- [TRECHO SELECIONADO]:
____

Um professor universitário reprovou 32 de 35 alunos após identificar o uso de inteligência artificial em redações sobre a Revolução Industrial. Jason Gibson, historiador da Alcorn State University, no Mississippi, Estados Unidos, aplicou uma estratégia para detectar cópias geradas por ferramentas como o ChatGPT. A ação ocorreu em uma atividade acadêmica recente e gerou discussão sobre integridade estudantil.
Estratégia de detecção com instrução oculta
O docente inseriu uma frase em letras brancas sobre fundo branco no enunciado da tarefa. A instrução determinava que a palavra Madagascar deveria aparecer em contexto sem sentido. Alunos que copiaram o texto para o ChatGPT incluíram automaticamente a orientação oculta em suas respostas, revelando o uso da ferramenta.
Essa abordagem permitiu identificar rapidamente quem recorreu à inteligência artificial sem autorização. O método evita penalidades injustas e reforça a necessidade de produção original em avaliações universitárias.
Impacto nas avaliações e integridade acadêmica
Após a correção, 32 estudantes receberam nota zero e foram reprovados na atividade. Gibson destacou que ficou evidente a falta de revisão nos textos entregues. A medida busca preservar o valor do aprendizado genuíno em disciplinas de história.
Ficou mais do que evidente que os alunos nem voltaram para reler as respostas
Jason Gibson
A iniciativa da Alcorn State University reforça debates sobre limites éticos no uso de IA em ambientes educacionais. Professores de outras instituições observam o caso como possível referência para futuras práticas de avaliação.

____

- [MATERIAL FORNECIDO]:
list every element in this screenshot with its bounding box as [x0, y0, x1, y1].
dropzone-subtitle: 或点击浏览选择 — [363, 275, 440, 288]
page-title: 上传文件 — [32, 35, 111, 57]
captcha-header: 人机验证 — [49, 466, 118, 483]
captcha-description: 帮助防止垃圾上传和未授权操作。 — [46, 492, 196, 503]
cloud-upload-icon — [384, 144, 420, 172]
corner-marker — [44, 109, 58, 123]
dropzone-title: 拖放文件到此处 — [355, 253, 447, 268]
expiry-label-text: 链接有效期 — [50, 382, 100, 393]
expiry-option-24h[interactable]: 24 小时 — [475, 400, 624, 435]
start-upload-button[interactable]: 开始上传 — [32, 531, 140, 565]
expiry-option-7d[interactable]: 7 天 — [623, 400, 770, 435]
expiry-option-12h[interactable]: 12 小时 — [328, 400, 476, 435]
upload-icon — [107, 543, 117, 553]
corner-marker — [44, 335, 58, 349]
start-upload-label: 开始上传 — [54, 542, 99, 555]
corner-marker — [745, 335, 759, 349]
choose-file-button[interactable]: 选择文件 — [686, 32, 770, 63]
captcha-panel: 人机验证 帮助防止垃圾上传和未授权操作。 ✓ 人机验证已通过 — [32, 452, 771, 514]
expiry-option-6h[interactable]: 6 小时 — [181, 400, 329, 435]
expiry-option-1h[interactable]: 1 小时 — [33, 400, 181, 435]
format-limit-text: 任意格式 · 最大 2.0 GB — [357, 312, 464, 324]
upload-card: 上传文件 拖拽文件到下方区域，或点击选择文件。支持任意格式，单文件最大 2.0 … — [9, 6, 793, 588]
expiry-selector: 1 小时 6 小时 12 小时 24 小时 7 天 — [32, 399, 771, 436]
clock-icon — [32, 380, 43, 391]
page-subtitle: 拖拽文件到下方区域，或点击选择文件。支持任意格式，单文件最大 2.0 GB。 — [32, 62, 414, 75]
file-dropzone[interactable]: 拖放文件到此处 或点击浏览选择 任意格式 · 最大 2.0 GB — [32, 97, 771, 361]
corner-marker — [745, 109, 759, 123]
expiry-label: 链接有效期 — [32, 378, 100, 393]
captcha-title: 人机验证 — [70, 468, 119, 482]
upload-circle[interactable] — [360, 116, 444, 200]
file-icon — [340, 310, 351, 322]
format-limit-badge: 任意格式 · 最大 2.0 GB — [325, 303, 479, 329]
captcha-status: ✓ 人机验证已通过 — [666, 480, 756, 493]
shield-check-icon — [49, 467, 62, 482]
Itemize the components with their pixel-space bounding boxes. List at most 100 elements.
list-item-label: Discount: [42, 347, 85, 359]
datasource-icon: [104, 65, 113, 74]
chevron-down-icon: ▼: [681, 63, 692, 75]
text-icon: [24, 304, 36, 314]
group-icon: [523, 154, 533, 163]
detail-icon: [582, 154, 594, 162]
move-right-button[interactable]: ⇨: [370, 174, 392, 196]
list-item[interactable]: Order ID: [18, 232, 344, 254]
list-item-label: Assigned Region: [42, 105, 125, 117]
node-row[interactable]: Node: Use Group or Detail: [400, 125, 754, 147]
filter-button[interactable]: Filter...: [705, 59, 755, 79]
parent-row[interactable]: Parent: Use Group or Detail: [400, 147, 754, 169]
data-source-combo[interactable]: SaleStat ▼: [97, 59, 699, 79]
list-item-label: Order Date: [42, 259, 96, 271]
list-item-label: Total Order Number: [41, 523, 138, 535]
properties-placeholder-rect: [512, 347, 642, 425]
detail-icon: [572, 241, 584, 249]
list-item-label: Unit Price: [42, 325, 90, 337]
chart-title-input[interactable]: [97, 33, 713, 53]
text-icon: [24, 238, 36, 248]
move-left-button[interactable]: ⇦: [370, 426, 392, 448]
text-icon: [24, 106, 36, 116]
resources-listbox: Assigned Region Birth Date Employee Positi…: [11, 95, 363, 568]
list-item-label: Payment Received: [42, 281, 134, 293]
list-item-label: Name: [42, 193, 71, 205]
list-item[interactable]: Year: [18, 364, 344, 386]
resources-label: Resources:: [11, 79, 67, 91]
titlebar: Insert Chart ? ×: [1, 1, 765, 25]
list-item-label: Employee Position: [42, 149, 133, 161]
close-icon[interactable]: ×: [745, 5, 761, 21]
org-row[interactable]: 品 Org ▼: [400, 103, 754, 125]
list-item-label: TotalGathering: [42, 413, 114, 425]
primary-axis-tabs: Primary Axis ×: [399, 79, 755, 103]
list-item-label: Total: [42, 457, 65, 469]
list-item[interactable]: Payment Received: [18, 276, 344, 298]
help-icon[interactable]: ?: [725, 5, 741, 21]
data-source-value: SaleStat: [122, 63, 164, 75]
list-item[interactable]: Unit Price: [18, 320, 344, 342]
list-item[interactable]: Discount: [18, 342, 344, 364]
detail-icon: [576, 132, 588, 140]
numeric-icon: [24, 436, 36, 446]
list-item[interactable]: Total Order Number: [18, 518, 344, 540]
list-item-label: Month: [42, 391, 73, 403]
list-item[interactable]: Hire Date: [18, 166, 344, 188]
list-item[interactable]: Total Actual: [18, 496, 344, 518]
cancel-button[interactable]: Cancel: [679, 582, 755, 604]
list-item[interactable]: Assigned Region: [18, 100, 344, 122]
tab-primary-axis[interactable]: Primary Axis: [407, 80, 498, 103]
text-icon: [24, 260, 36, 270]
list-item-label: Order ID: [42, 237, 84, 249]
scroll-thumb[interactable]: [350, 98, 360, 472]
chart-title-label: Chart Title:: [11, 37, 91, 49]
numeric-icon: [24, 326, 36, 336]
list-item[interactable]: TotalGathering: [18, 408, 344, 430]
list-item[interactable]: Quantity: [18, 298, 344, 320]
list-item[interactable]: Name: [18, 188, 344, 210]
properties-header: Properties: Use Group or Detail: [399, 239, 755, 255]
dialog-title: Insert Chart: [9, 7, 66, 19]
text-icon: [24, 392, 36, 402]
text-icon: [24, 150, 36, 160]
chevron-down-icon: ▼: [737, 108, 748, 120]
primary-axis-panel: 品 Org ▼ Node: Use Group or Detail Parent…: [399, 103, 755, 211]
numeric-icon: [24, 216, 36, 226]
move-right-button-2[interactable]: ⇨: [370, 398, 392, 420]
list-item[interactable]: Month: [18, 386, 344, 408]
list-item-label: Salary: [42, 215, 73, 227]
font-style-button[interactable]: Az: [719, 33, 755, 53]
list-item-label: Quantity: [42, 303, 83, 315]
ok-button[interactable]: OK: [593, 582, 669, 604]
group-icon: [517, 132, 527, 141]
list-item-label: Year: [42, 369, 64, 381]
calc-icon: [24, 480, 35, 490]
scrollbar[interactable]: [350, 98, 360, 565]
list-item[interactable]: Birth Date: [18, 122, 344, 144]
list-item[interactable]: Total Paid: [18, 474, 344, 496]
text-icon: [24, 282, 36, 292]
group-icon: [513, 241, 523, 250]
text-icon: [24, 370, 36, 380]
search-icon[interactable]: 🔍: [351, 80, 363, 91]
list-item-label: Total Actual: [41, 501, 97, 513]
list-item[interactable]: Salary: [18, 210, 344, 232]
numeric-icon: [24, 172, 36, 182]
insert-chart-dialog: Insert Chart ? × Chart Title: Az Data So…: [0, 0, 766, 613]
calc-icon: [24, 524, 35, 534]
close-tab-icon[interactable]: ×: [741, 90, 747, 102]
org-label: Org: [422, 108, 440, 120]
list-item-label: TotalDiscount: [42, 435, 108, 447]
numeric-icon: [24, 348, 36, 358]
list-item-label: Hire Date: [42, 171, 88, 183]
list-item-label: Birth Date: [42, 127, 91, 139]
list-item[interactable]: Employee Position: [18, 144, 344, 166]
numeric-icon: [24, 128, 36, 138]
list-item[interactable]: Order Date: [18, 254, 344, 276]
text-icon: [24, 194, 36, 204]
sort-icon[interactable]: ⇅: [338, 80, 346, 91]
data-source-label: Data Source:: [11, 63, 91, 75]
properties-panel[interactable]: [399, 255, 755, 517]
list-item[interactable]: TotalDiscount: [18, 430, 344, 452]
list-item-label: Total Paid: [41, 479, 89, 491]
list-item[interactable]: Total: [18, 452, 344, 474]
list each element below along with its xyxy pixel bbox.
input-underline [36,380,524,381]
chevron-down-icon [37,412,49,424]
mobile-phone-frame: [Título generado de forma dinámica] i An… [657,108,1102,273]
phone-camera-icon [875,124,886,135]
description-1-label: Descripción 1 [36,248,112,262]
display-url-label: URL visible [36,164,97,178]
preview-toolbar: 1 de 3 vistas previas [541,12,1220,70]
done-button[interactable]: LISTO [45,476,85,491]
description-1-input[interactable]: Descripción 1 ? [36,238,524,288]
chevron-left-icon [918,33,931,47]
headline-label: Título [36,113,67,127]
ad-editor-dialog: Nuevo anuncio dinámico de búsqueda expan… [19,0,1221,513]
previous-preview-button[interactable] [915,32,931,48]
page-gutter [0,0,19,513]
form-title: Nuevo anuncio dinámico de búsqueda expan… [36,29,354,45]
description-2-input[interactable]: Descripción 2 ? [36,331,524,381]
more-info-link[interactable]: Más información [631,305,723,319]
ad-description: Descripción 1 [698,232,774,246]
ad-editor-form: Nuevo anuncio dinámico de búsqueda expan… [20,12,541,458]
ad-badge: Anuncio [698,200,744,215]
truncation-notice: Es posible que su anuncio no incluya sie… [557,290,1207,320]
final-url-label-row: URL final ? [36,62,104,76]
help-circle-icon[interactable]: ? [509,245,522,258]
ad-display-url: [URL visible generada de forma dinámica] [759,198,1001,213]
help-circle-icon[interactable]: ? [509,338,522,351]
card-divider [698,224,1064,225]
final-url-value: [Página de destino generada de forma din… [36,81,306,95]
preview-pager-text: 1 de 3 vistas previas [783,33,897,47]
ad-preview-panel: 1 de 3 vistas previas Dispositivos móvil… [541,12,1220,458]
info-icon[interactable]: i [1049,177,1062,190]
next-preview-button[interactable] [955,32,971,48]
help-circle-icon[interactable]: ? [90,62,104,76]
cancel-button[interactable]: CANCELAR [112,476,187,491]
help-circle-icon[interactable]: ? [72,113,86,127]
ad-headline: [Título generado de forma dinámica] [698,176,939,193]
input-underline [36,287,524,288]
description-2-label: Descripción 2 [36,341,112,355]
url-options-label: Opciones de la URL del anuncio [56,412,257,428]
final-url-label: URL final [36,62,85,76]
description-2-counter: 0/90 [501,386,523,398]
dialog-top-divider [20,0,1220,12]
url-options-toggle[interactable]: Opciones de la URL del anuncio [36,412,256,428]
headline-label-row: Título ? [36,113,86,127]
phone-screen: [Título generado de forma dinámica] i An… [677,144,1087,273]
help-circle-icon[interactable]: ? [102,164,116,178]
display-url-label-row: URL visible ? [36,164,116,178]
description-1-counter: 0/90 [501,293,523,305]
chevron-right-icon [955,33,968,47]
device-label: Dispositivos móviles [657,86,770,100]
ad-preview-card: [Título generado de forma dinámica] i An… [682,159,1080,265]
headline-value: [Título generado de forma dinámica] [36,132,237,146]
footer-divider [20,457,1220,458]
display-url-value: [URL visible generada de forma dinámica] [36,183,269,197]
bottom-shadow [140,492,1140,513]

____

- [QUESTÕES DE ESTUDO]:
A) Segundo o trecho selecionado, que palavra a instrução oculta mandava incluir nas respostas?
B) Indique se cada afirmação está de acordo com o trecho selecionado, citando as palavras decisivas: (i) A instrução foi escrita em letras brancas sobre fundo branco. (ii) Todos os 35 alunos foram reprovados. (iii) Jason Gibson é professor de matemática.
C) Liste, sem repetições, todos os nomes próprios presentes no trecho selecionado.
Baseie-se exclusivamente no trecho selecionado, e não no material.

- [RESOLUÇÃO DAS QUESTÕES]:
A) A palavra Madagascar, que deveria aparecer em contexto sem sentido.

B)
(i) Sim: "inseriu uma frase em letras brancas sobre fundo branco no enunciado da tarefa".
(ii) Não: "reprovou 32 de 35 alunos".
(iii) Não: "Jason Gibson, historiador da Alcorn State University".

C) Revolução Industrial; Jason Gibson; Alcorn State University; Mississippi; Estados Unidos; ChatGPT; Madagascar.